> **Written problem**: Copy the data that follows exactly. Include no pictures.

[Extracted records]
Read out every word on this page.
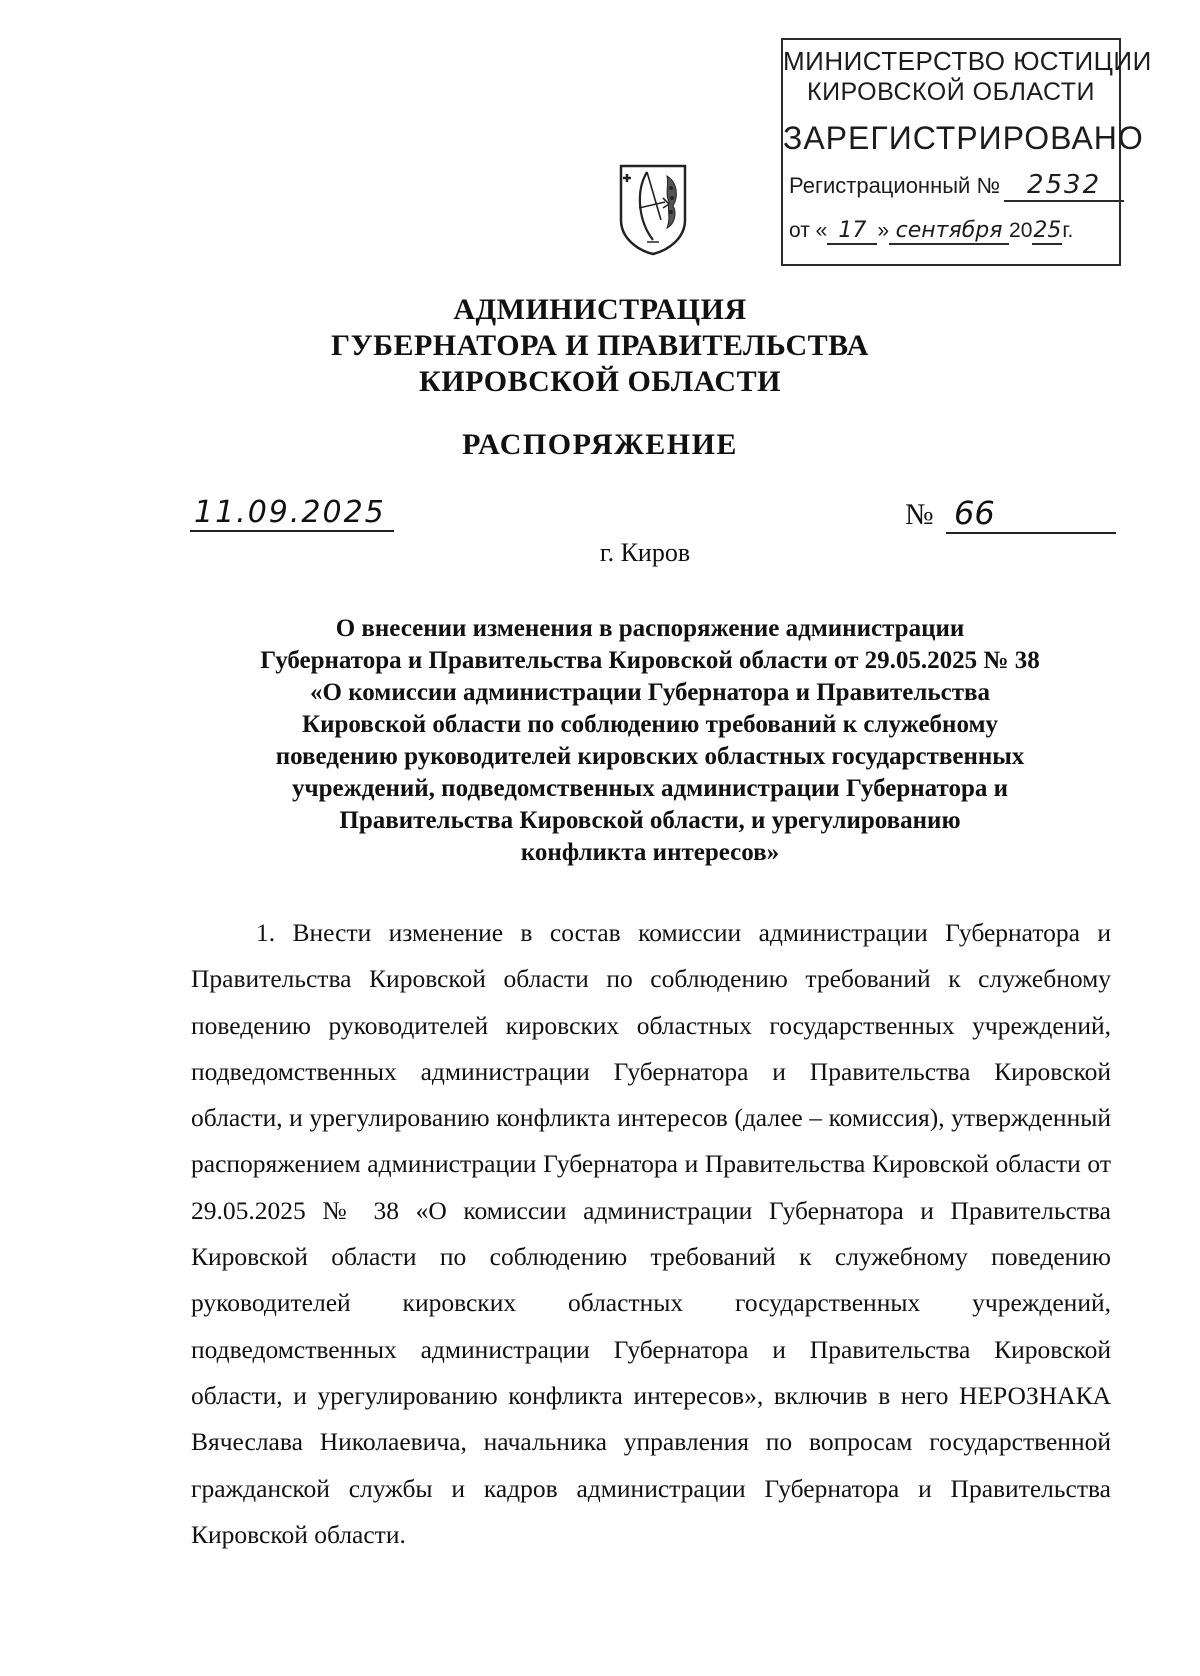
МИНИСТЕРСТВО ЮСТИЦИИ
КИРОВСКОЙ ОБЛАСТИ
ЗАРЕГИСТРИРОВАНО
Регистрационный № 2532
от « 17 » сентября 2025г.
АДМИНИСТРАЦИЯ
ГУБЕРНАТОРА И ПРАВИТЕЛЬСТВА
КИРОВСКОЙ ОБЛАСТИ
РАСПОРЯЖЕНИЕ
11.09.2025	№ 66
г. Киров
О внесении изменения в распоряжение администрации
Губернатора и Правительства Кировской области от 29.05.2025 № 38
«О комиссии администрации Губернатора и Правительства
Кировской области по соблюдению требований к служебному
поведению руководителей кировских областных государственных
учреждений, подведомственных администрации Губернатора и
Правительства Кировской области, и урегулированию
конфликта интересов»

1. Внести изменение в состав комиссии администрации Губернатора и Правительства Кировской области по соблюдению требований к служебному поведению руководителей кировских областных государственных учреждений, подведомственных администрации Губернатора и Правительства Кировской области, и урегулированию конфликта интересов (далее – комиссия), утвержденный распоряжением администрации Губернатора и Правительства Кировской области от 29.05.2025 № 38 «О комиссии администрации Губернатора и Правительства Кировской области по соблюдению требований к служебному поведению руководителей кировских областных государственных учреждений, подведомственных администрации Губернатора и Правительства Кировской области, и урегулированию конфликта интересов», включив в него НЕРОЗНАКА Вячеслава Николаевича, начальника управления по вопросам государственной гражданской службы и кадров администрации Губернатора и Правительства Кировской области.
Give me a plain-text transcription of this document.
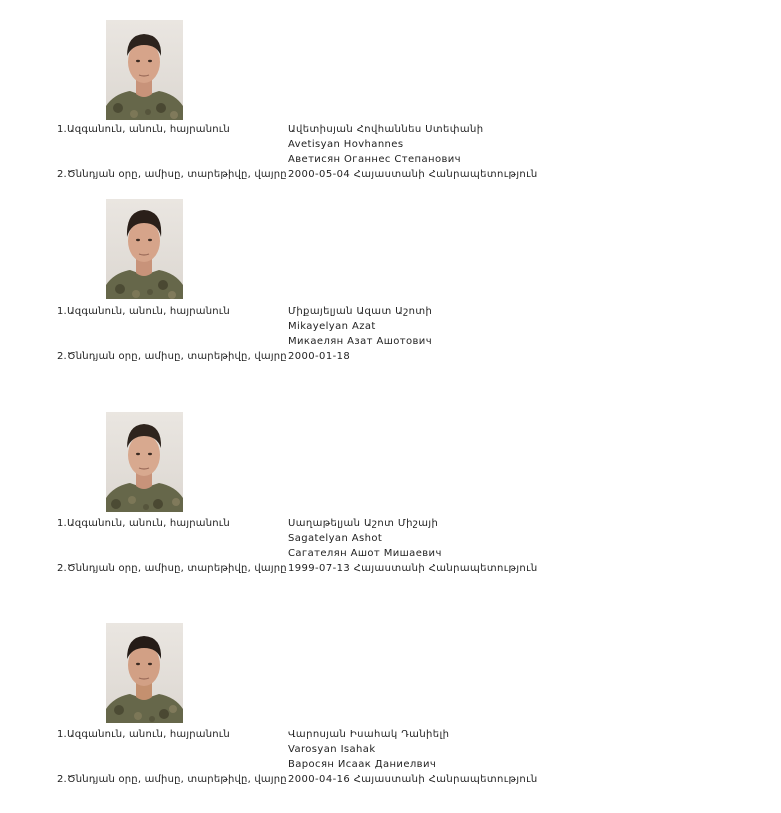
1.Ազգանուն, անուն, հայրանուն	Ավետիսյան Հովհաննես Ստեփանի
Avetisyan Hovhannes
Аветисян Оганнес Степанович
2.Ծննդյան օրը, ամիսը, տարեթիվը, վայրը 2000-05-04 Հայաստանի Հանրապետություն
1.Ազգանուն, անուն, հայրանուն	Միքայելյան Ազատ Աշոտի
Mikayelyan Azat
Микаелян Азат Ашотович
2.Ծննդյան օրը, ամիսը, տարեթիվը, վայրը 2000-01-18
1.Ազգանուն, անուն, հայրանուն	Սաղաթելյան Աշոտ Միշայի
Sagatelyan Ashot
Сагателян Ашот Мишаевич
2.Ծննդյան օրը, ամիսը, տարեթիվը, վայրը 1999-07-13 Հայաստանի Հանրապետություն
1.Ազգանուն, անուն, հայրանուն	Վարոսյան Իսահակ Դանիելի
Varosyan Isahak
Варосян Исаак Даниелвич
2.Ծննդյան օրը, ամիսը, տարեթիվը, վայրը 2000-04-16 Հայաստանի Հանրապետություն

> **Complete answer**:
Read out every word on this page.
МИНИСТЕРСТВО ЮСТИЦИИ
КИРОВСКОЙ ОБЛАСТИ
ЗАРЕГИСТРИРОВАНО
Регистрационный № 2532
от « 17 » сентября 2025г.
АДМИНИСТРАЦИЯ
ГУБЕРНАТОРА И ПРАВИТЕЛЬСТВА
КИРОВСКОЙ ОБЛАСТИ
РАСПОРЯЖЕНИЕ
11.09.2025	№ 66
г. Киров
О внесении изменения в распоряжение администрации
Губернатора и Правительства Кировской области от 29.05.2025 № 38
«О комиссии администрации Губернатора и Правительства
Кировской области по соблюдению требований к служебному
поведению руководителей кировских областных государственных
учреждений, подведомственных администрации Губернатора и
Правительства Кировской области, и урегулированию
конфликта интересов»

1. Внести изменение в состав комиссии администрации Губернатора и Правительства Кировской области по соблюдению требований к служебному поведению руководителей кировских областных государственных учреждений, подведомственных администрации Губернатора и Правительства Кировской области, и урегулированию конфликта интересов (далее – комиссия), утвержденный распоряжением администрации Губернатора и Правительства Кировской области от 29.05.2025 № 38 «О комиссии администрации Губернатора и Правительства Кировской области по соблюдению требований к служебному поведению руководителей кировских областных государственных учреждений, подведомственных администрации Губернатора и Правительства Кировской области, и урегулированию конфликта интересов», включив в него НЕРОЗНАКА Вячеслава Николаевича, начальника управления по вопросам государственной гражданской службы и кадров администрации Губернатора и Правительства Кировской области.
Give me a plain-text transcription of this document.
1.Ազգանուն, անուն, հայրանուն	Ավետիսյան Հովհաննես Ստեփանի
Avetisyan Hovhannes
Аветисян Оганнес Степанович
2.Ծննդյան օրը, ամիսը, տարեթիվը, վայրը 2000-05-04 Հայաստանի Հանրապետություն
1.Ազգանուն, անուն, հայրանուն	Միքայելյան Ազատ Աշոտի
Mikayelyan Azat
Микаелян Азат Ашотович
2.Ծննդյան օրը, ամիսը, տարեթիվը, վայրը 2000-01-18
1.Ազգանուն, անուն, հայրանուն	Սաղաթելյան Աշոտ Միշայի
Sagatelyan Ashot
Сагателян Ашот Мишаевич
2.Ծննդյան օրը, ամիսը, տարեթիվը, վայրը 1999-07-13 Հայաստանի Հանրապետություն
1.Ազգանուն, անուն, հայրանուն	Վարոսյան Իսահակ Դանիելի
Varosyan Isahak
Варосян Исаак Даниелвич
2.Ծննդյան օրը, ամիսը, տարեթիվը, վայրը 2000-04-16 Հայաստանի Հանրապետություն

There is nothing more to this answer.